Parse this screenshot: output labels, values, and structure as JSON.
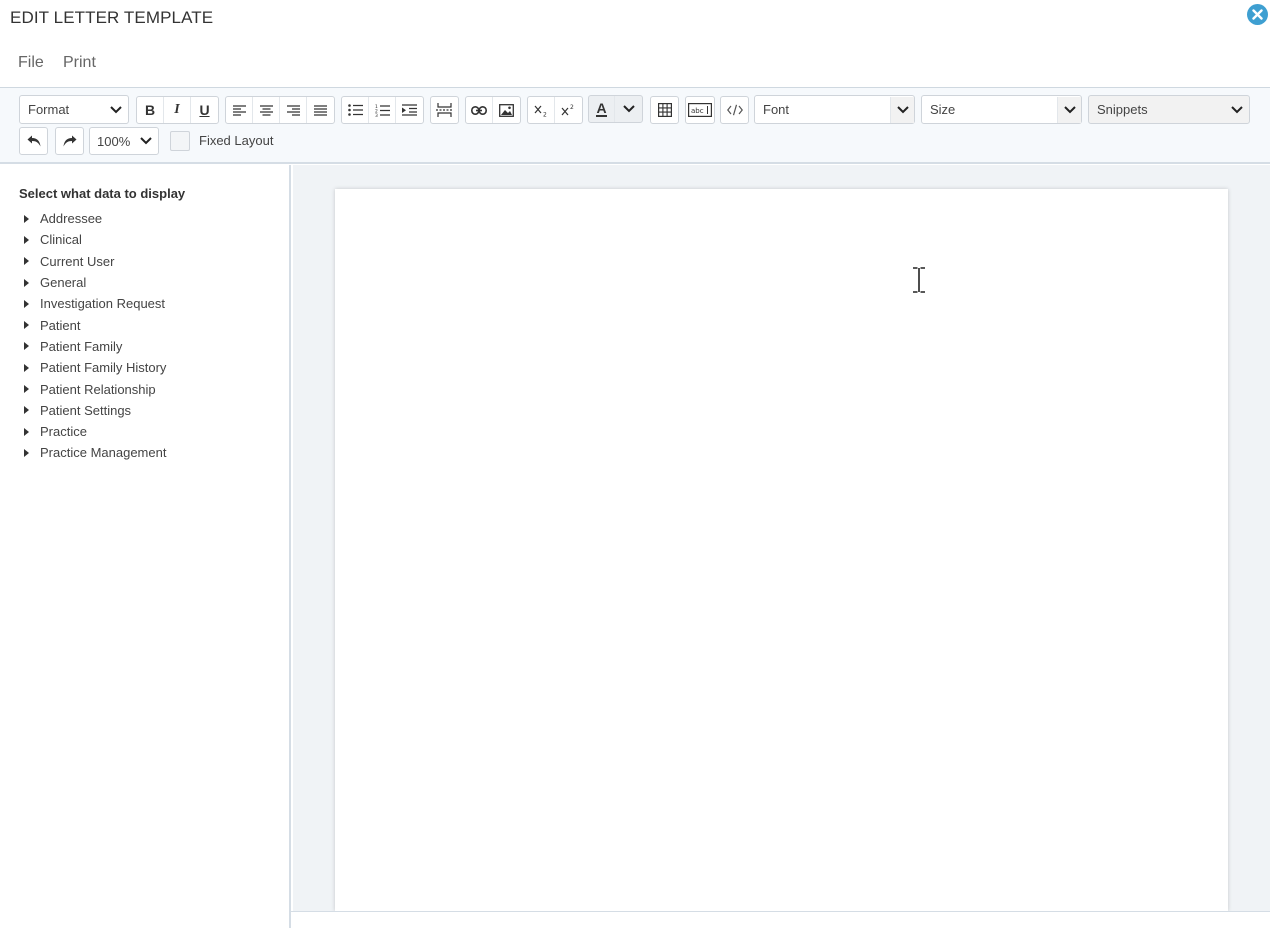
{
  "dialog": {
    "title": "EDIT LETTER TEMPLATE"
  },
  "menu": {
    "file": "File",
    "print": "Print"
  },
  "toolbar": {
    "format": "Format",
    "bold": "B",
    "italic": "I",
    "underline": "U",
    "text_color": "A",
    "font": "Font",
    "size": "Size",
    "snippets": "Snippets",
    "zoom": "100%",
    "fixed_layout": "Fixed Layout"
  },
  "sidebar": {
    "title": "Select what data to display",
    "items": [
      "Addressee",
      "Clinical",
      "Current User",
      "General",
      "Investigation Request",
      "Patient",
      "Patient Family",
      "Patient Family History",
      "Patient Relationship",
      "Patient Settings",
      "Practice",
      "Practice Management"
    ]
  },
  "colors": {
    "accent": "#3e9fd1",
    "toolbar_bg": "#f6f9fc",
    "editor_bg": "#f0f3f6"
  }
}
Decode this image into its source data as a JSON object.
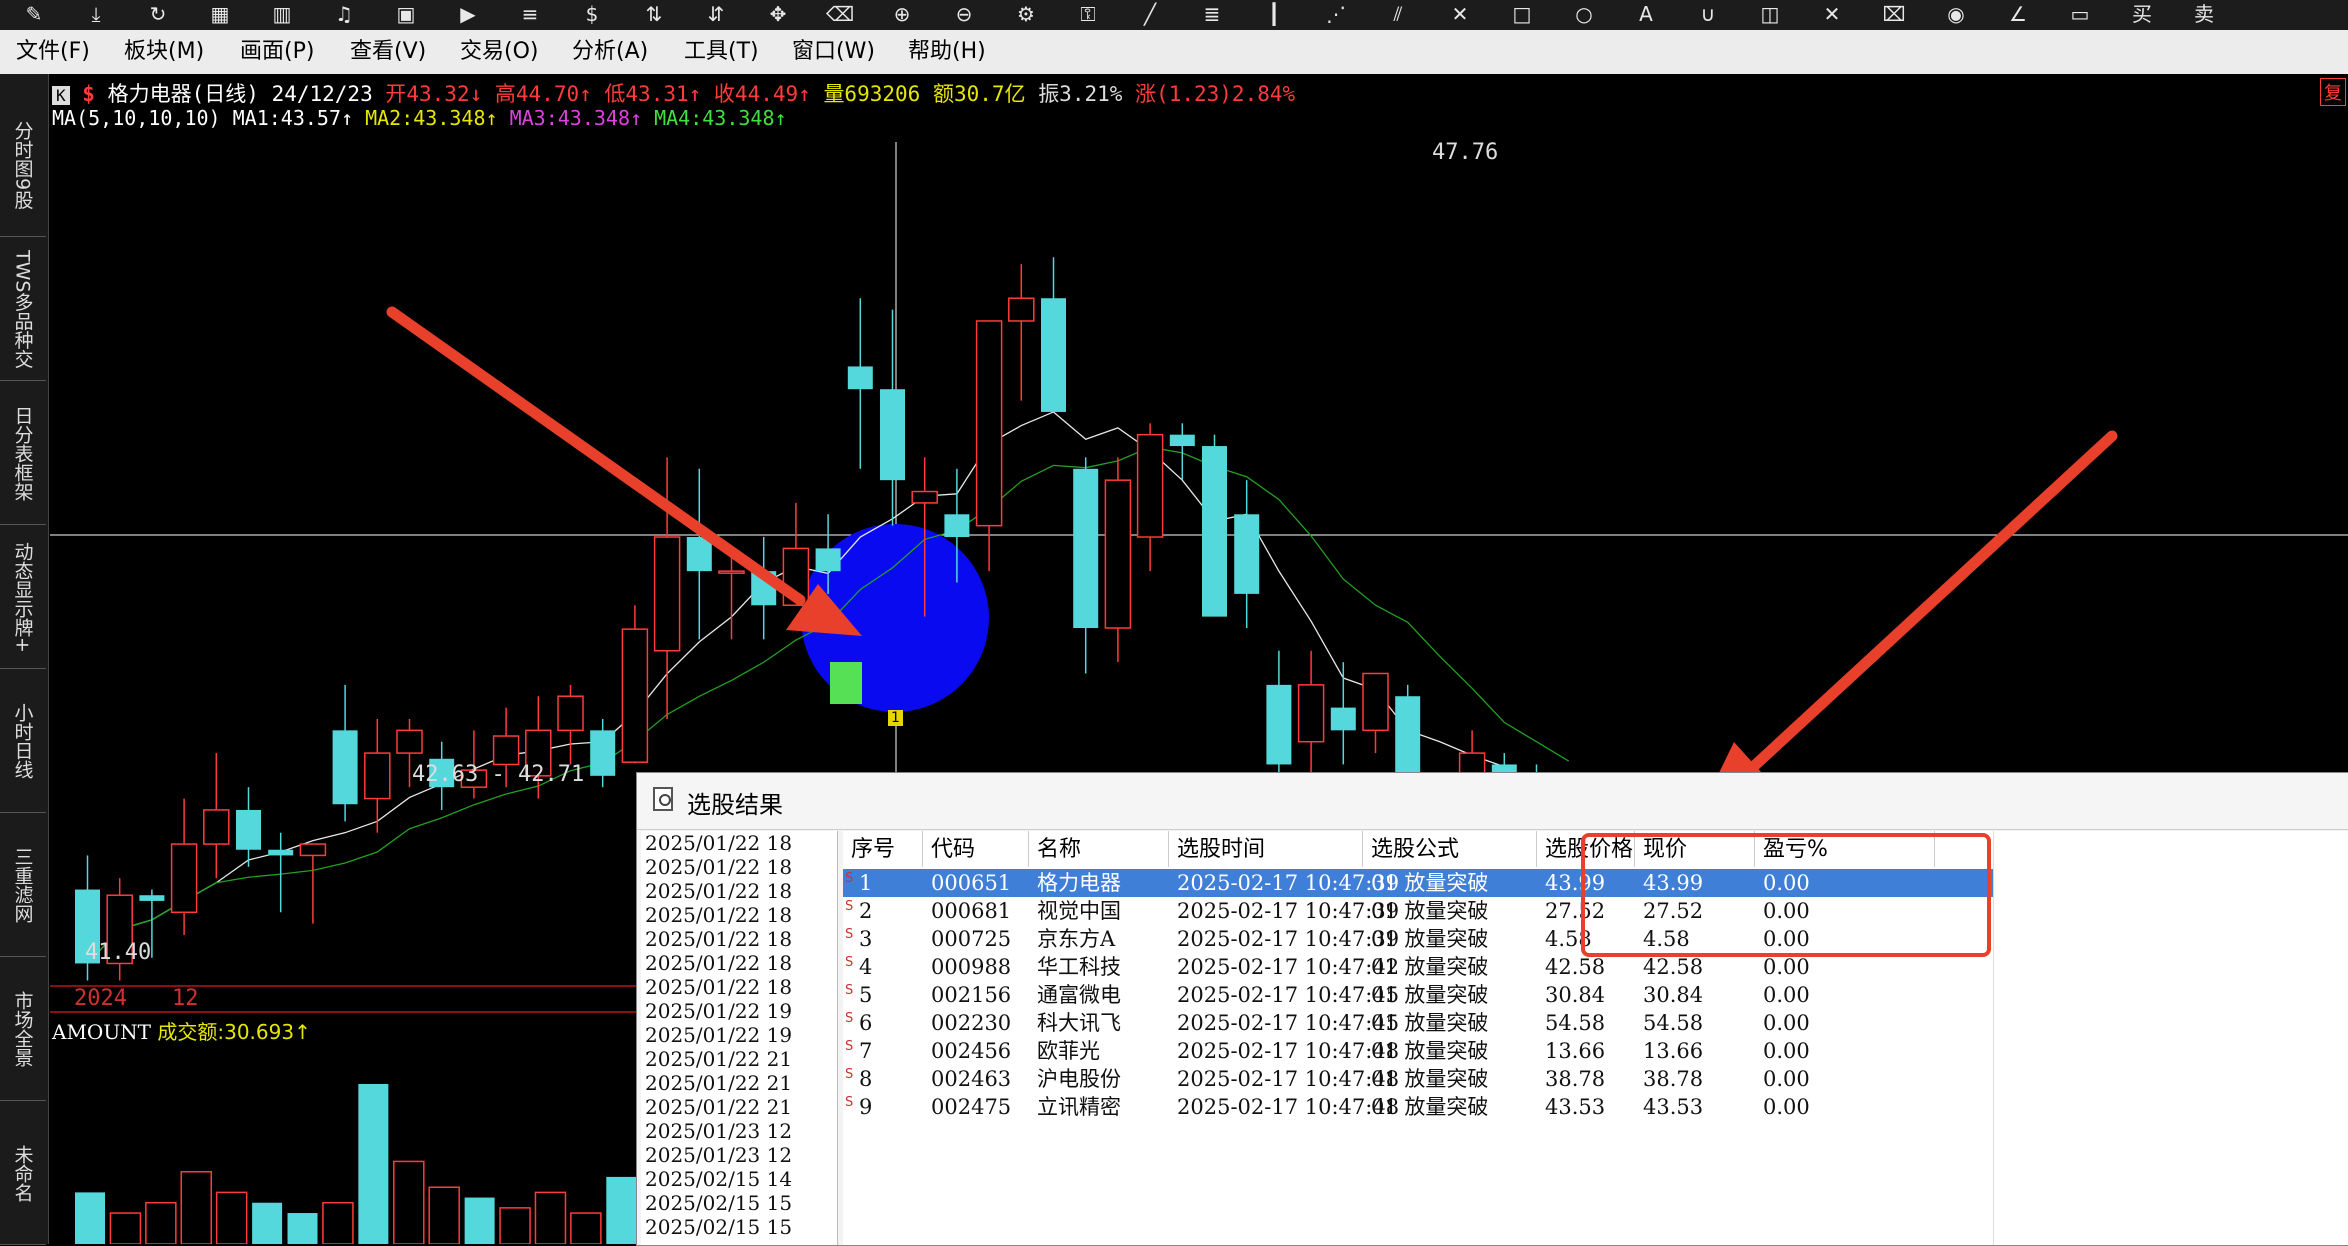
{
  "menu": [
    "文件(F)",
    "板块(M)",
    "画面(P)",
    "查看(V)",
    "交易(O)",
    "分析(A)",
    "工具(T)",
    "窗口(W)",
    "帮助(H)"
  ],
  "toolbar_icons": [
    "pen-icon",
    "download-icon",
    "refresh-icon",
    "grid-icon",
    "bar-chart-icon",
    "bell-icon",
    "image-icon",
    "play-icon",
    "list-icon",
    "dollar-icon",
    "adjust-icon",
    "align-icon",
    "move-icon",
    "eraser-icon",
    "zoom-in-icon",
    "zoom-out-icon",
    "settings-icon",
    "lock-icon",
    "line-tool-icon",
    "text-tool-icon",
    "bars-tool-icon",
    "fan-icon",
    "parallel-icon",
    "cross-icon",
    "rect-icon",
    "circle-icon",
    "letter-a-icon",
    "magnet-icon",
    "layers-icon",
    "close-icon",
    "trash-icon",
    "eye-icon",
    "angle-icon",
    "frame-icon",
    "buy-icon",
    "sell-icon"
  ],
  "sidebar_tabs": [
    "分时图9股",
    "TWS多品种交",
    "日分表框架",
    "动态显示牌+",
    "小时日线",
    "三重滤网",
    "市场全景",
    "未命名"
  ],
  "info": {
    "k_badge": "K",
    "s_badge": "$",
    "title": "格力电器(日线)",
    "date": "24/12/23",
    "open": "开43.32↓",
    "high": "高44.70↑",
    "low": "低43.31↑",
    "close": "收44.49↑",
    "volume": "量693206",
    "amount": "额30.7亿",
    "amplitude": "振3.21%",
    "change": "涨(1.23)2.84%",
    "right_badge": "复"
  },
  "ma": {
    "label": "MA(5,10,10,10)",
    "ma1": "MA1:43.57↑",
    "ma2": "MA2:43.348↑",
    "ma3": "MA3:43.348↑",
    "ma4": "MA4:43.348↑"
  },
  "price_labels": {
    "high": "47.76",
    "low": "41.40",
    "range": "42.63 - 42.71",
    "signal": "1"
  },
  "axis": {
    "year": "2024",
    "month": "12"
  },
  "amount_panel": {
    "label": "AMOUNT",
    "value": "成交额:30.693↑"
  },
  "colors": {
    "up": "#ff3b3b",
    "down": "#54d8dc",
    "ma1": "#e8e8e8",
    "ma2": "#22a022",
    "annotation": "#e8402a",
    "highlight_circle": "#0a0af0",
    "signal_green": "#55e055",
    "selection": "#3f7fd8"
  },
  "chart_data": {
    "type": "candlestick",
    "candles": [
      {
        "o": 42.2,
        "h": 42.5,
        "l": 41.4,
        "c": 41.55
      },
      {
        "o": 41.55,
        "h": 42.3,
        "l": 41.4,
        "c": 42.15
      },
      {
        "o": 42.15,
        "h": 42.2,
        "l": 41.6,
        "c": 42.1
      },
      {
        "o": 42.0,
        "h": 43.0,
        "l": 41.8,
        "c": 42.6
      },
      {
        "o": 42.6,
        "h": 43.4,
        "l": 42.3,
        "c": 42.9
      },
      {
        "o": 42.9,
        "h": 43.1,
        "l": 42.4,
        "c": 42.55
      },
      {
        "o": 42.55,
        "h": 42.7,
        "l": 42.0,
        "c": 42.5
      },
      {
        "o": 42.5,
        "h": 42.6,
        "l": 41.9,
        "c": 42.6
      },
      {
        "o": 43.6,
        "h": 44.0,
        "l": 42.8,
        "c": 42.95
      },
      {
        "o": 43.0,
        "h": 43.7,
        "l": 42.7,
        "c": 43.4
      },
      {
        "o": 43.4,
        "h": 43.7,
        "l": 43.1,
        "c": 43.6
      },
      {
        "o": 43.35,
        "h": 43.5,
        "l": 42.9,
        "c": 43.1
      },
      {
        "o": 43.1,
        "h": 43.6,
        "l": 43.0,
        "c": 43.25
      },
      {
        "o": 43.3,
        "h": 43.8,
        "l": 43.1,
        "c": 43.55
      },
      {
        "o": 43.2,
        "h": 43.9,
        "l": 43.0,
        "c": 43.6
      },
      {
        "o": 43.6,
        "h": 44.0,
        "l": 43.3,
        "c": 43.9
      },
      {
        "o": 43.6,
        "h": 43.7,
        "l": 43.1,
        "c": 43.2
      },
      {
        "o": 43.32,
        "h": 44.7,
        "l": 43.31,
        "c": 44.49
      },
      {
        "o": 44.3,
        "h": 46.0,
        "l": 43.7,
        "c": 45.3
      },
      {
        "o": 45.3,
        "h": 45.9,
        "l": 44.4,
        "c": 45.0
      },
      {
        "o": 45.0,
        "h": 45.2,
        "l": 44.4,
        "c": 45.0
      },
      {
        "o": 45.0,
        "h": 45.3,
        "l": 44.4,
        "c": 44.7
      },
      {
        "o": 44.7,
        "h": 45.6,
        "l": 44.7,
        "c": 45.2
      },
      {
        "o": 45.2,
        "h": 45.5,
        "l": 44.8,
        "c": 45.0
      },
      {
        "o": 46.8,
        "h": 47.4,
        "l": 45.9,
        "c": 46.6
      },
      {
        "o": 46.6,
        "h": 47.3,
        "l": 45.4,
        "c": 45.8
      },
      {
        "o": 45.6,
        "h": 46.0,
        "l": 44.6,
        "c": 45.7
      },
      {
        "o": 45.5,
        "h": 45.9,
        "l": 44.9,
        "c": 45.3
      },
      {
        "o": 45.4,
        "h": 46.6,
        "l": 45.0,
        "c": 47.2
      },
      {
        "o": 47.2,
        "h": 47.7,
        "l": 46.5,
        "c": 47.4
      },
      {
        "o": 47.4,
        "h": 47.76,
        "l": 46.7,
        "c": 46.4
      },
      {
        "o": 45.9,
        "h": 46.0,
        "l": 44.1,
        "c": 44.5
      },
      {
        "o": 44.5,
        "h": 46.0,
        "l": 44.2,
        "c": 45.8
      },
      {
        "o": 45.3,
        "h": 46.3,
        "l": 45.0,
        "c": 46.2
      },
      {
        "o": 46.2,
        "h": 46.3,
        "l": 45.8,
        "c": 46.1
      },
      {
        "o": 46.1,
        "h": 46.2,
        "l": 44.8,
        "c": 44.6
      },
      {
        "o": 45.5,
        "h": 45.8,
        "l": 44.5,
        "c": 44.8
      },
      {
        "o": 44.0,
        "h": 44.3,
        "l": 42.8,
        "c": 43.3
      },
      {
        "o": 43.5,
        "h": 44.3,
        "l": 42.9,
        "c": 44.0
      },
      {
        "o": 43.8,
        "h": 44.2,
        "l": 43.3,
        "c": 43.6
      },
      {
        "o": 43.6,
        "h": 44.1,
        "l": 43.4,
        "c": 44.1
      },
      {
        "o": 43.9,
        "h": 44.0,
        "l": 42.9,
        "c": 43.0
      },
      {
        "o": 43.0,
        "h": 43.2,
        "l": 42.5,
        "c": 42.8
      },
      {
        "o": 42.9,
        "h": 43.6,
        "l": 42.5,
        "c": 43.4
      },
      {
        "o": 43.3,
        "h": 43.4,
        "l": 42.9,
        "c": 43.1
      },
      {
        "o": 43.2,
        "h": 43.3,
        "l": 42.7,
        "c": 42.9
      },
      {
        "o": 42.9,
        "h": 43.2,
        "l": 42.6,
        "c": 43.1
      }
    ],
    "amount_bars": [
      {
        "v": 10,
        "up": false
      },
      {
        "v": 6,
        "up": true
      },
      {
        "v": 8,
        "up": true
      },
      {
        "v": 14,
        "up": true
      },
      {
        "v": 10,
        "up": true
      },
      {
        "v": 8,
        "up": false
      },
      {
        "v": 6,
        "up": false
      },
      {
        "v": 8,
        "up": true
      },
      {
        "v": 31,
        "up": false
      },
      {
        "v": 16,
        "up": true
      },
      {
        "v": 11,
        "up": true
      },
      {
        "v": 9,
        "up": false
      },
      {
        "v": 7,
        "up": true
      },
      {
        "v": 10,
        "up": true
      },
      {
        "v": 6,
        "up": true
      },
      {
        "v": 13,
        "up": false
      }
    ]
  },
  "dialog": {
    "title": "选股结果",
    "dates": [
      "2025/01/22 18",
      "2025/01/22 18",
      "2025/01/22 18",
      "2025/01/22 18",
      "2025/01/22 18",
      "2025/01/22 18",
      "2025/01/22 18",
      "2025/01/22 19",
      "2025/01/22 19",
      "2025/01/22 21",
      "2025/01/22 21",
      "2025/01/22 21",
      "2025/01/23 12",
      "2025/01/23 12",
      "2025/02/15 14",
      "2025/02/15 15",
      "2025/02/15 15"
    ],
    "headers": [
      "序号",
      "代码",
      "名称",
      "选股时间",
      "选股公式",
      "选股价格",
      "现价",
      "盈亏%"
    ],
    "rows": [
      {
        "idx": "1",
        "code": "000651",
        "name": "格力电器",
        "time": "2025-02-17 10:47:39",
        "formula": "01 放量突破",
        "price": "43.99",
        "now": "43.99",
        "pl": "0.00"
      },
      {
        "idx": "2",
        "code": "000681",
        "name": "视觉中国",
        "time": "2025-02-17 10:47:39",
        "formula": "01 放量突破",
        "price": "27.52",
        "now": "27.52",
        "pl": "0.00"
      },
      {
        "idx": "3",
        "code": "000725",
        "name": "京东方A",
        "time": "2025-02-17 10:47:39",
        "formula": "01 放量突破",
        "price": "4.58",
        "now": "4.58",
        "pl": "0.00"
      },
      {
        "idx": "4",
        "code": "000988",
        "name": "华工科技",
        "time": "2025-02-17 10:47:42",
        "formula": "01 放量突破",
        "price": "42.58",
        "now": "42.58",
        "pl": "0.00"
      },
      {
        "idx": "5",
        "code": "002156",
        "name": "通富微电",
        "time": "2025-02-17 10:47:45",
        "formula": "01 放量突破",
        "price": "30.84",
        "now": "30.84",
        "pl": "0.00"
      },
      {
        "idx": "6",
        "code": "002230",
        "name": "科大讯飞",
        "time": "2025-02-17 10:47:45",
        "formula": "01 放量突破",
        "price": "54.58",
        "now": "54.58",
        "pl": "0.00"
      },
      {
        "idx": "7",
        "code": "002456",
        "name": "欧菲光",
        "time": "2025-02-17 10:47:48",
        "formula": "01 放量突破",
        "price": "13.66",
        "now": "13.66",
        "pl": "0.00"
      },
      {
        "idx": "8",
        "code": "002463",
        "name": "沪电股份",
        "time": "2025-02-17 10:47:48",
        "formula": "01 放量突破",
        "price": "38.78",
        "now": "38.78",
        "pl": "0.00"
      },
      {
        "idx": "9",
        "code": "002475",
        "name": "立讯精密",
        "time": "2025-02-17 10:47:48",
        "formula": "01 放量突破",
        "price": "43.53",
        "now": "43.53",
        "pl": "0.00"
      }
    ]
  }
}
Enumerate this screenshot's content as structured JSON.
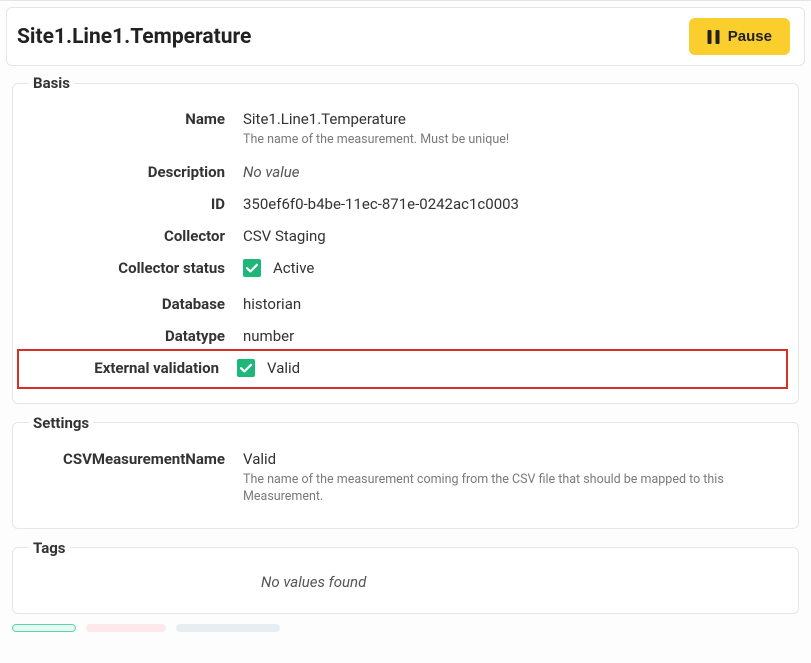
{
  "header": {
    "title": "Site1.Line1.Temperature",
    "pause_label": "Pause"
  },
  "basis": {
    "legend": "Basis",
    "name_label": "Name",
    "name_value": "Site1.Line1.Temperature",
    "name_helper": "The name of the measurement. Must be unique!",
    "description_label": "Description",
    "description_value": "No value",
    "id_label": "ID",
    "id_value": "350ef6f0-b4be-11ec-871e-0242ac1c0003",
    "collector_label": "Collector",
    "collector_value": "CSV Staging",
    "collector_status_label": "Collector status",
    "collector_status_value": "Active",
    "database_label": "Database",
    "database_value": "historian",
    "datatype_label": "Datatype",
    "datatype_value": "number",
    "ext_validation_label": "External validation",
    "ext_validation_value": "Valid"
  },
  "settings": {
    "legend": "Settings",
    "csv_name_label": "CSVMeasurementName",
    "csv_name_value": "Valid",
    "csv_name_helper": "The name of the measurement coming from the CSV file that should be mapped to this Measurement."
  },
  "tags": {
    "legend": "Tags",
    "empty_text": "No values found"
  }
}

§ **Task**: List the lines of the material in which the word "this" occurs.

§ **Task solution**:
Parse this screenshot: output labels, values, and structure as JSON.
Decode this image into its source data as a JSON object.
Enumerate this screenshot's content as structured JSON.
    "csv_name_helper": "The name of the measurement coming from the CSV file that should be mapped to this Measurement."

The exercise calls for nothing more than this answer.